WORK TO COMPLETE: Take from the listing each line that has the string "this".

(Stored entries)
= = = = = = =

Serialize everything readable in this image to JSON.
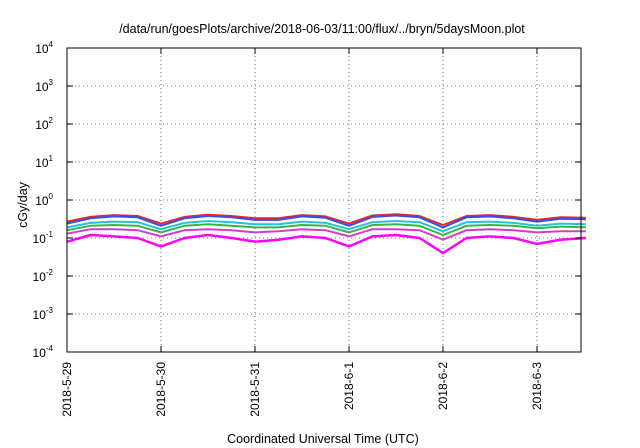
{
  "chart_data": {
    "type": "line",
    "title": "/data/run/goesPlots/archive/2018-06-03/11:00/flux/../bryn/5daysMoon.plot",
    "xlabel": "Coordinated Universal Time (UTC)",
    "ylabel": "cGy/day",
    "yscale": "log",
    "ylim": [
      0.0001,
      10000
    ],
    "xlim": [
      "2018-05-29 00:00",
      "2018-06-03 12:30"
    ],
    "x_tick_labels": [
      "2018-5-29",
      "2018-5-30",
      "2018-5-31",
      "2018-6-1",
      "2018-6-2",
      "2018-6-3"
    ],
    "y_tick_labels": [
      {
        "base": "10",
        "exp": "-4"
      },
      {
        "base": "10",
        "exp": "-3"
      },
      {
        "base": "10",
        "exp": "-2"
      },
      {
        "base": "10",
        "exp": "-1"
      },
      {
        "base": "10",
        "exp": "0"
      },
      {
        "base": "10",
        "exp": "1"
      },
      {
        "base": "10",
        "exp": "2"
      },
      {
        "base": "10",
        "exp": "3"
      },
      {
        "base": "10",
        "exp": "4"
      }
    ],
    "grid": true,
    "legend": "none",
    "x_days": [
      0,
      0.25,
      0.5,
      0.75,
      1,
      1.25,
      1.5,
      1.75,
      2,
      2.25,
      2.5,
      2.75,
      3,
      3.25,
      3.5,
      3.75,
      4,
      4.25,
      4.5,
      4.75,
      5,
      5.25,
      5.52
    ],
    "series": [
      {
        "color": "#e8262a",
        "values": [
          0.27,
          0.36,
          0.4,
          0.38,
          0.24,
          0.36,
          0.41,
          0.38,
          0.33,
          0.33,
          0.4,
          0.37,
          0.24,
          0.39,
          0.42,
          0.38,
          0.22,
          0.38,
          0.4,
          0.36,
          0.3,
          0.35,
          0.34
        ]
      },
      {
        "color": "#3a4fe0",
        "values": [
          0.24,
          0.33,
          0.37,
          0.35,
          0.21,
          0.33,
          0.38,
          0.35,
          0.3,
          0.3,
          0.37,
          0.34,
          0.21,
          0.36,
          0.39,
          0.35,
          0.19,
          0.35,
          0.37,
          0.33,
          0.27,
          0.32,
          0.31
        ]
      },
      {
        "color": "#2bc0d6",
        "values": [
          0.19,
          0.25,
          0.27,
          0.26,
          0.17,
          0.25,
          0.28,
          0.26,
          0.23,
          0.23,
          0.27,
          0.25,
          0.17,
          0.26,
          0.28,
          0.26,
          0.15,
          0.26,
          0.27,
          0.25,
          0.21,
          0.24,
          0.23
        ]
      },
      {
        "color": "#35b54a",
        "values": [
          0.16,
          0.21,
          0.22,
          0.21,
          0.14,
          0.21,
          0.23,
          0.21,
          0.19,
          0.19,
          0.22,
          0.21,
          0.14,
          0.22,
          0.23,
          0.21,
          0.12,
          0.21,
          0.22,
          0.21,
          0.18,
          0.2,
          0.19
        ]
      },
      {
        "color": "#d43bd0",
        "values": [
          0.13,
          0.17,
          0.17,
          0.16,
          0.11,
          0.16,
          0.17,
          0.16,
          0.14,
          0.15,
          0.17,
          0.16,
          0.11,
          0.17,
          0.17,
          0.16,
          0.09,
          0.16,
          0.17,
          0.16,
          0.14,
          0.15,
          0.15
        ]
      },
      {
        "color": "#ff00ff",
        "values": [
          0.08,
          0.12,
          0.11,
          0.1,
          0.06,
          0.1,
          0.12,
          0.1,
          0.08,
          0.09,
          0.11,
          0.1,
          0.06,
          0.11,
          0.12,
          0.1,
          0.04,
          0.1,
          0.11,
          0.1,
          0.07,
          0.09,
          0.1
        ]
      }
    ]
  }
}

= = = = = = =

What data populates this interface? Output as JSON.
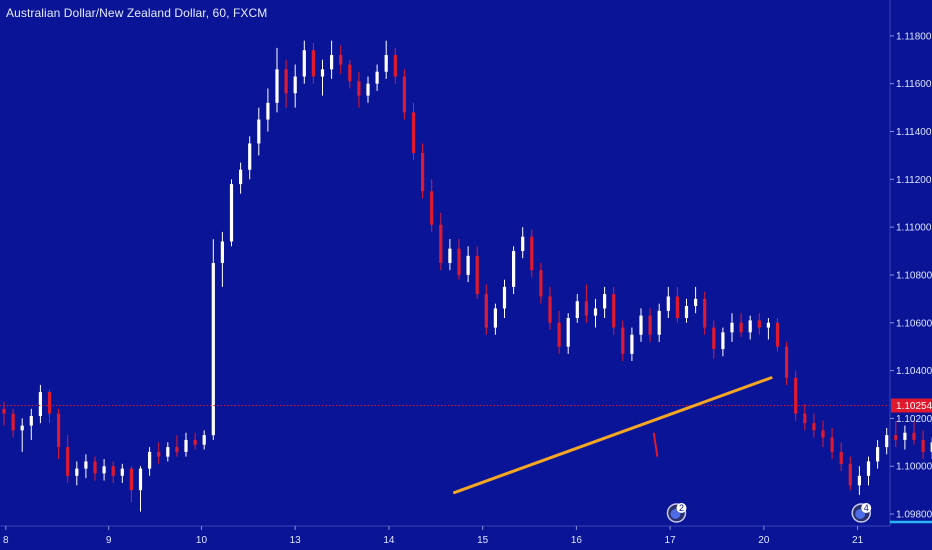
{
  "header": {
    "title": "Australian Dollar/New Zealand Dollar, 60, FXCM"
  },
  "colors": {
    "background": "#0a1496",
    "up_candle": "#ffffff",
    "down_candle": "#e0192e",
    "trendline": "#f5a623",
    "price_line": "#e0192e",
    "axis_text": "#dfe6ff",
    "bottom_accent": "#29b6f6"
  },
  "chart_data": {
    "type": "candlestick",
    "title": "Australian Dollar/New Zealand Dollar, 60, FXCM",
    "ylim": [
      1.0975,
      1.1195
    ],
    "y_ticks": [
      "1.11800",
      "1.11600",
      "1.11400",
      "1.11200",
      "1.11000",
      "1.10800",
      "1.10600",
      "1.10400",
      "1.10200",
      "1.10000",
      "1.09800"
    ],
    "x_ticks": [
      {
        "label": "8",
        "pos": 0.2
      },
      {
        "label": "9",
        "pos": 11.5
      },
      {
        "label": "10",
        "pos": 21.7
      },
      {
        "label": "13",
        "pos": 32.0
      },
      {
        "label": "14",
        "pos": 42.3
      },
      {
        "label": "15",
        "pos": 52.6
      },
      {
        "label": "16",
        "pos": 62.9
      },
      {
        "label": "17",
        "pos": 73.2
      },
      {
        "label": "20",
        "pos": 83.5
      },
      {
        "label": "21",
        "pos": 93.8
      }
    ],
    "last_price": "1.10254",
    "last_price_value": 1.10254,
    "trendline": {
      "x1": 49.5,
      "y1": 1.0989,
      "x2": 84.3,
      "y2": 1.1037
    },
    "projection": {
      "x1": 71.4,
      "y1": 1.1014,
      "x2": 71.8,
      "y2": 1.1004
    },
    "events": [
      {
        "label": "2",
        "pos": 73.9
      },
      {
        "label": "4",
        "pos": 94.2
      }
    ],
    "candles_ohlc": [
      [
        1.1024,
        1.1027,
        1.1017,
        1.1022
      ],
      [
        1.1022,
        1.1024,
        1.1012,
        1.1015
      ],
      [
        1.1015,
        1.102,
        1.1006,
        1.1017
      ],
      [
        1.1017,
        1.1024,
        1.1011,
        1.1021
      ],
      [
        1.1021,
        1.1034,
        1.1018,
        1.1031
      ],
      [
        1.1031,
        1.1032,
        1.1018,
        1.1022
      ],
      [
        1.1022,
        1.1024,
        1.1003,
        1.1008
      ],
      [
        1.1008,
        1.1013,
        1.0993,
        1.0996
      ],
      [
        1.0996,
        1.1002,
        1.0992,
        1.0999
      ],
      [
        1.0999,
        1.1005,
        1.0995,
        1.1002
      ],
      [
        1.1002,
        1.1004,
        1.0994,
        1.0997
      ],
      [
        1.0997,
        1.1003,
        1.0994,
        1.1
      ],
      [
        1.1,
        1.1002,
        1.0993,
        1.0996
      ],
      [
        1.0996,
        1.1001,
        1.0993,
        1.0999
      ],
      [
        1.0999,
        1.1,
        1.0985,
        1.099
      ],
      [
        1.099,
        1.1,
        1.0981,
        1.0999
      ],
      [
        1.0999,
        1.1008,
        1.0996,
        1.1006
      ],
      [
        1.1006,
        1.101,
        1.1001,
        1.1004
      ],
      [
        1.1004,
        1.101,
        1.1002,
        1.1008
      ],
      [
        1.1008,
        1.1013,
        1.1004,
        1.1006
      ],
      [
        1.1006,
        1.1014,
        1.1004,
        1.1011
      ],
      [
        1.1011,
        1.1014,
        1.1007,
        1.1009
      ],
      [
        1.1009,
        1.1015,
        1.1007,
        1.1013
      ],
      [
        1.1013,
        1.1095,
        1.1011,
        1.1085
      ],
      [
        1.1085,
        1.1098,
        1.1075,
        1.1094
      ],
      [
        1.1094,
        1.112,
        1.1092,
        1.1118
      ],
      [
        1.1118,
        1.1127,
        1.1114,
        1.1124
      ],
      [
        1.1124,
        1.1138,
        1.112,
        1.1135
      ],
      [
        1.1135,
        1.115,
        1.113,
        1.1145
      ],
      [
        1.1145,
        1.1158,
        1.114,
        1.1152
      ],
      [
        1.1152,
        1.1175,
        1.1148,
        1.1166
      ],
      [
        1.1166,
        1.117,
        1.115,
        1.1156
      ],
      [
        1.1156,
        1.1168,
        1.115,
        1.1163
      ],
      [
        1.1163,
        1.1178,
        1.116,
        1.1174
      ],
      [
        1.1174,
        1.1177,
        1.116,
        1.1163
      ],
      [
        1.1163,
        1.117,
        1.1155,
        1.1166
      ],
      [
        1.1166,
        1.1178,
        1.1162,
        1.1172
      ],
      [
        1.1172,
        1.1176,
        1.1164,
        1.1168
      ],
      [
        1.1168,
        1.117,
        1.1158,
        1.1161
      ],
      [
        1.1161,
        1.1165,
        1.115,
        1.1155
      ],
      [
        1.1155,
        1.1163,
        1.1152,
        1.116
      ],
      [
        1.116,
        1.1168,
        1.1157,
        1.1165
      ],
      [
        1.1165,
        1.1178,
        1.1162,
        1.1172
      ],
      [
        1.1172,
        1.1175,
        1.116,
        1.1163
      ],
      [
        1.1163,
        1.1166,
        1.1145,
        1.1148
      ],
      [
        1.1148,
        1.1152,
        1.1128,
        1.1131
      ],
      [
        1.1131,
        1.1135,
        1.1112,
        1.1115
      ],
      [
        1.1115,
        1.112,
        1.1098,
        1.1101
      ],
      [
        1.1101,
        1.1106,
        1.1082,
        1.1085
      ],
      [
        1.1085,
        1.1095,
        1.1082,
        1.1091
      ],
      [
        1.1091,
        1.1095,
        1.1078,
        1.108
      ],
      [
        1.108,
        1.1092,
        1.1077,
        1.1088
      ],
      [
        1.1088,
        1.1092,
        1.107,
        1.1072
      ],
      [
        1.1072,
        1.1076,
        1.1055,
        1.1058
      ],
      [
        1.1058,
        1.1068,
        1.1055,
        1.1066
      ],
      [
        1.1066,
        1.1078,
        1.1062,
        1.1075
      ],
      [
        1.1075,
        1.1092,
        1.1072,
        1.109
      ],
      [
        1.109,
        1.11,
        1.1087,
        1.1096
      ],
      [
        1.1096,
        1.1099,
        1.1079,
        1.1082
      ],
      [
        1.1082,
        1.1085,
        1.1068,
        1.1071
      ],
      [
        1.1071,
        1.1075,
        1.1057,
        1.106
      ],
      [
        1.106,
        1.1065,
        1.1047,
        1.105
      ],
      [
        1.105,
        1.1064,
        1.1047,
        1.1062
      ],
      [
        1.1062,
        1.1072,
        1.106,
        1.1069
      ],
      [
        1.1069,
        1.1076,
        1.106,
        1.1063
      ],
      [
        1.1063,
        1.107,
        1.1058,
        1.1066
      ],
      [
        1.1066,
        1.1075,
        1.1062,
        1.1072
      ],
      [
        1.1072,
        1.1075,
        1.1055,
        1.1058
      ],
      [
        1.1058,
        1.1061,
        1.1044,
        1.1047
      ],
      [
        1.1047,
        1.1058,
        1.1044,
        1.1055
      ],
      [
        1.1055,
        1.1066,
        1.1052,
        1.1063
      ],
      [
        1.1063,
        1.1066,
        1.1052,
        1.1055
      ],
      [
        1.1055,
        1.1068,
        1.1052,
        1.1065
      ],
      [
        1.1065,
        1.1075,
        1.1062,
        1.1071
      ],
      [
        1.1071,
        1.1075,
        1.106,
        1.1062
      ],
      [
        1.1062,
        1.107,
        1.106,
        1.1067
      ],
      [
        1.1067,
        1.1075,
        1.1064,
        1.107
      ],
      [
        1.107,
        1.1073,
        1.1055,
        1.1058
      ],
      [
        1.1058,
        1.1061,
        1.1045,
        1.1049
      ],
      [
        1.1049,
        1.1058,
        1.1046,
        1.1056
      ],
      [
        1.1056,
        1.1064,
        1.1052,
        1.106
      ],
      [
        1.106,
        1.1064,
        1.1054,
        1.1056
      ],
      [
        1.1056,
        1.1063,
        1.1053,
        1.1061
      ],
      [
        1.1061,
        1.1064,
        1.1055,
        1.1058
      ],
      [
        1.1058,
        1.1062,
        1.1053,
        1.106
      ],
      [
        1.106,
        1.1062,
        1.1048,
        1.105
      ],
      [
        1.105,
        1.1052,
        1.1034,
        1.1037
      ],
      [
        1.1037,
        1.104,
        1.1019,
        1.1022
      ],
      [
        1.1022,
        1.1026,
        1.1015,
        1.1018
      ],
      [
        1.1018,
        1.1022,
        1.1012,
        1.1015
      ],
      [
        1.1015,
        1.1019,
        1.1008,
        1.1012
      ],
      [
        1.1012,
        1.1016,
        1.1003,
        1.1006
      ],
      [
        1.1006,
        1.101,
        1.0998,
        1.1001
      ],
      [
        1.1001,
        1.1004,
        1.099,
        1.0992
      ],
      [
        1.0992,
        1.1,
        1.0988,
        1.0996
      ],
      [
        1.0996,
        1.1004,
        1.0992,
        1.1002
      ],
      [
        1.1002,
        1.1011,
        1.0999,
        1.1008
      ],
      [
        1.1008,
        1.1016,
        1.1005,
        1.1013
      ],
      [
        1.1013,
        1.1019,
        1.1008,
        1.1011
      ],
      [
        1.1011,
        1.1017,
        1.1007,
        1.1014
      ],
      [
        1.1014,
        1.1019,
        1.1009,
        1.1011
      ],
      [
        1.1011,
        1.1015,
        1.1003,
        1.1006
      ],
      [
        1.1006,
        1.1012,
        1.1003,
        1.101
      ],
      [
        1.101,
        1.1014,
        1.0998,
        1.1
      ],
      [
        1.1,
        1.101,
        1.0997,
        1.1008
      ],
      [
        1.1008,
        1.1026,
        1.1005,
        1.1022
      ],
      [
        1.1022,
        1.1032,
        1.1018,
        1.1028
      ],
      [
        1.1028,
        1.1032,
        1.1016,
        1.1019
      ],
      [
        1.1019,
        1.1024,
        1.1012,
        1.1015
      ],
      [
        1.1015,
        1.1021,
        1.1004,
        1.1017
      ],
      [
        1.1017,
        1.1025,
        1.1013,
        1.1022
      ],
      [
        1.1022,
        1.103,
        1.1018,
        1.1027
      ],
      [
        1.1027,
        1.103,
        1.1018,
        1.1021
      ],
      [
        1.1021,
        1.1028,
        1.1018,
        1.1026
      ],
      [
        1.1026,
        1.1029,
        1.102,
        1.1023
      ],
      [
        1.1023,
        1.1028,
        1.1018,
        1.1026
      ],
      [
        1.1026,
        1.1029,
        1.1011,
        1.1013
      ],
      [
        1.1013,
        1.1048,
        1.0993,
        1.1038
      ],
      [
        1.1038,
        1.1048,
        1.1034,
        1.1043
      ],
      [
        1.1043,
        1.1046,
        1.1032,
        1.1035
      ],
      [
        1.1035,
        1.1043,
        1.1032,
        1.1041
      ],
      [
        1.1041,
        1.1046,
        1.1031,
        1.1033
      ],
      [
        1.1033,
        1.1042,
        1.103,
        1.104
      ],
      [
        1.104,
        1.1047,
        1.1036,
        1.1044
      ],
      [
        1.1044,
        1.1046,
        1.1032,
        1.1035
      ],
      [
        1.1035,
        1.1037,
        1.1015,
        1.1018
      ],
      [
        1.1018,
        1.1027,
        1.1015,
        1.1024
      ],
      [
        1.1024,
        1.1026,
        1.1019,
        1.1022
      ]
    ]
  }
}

= = = = = = =

ANSWER TO THE PROBLEM:
Serialize everything readable in this image to JSON.
What data populates this interface? Output as JSON.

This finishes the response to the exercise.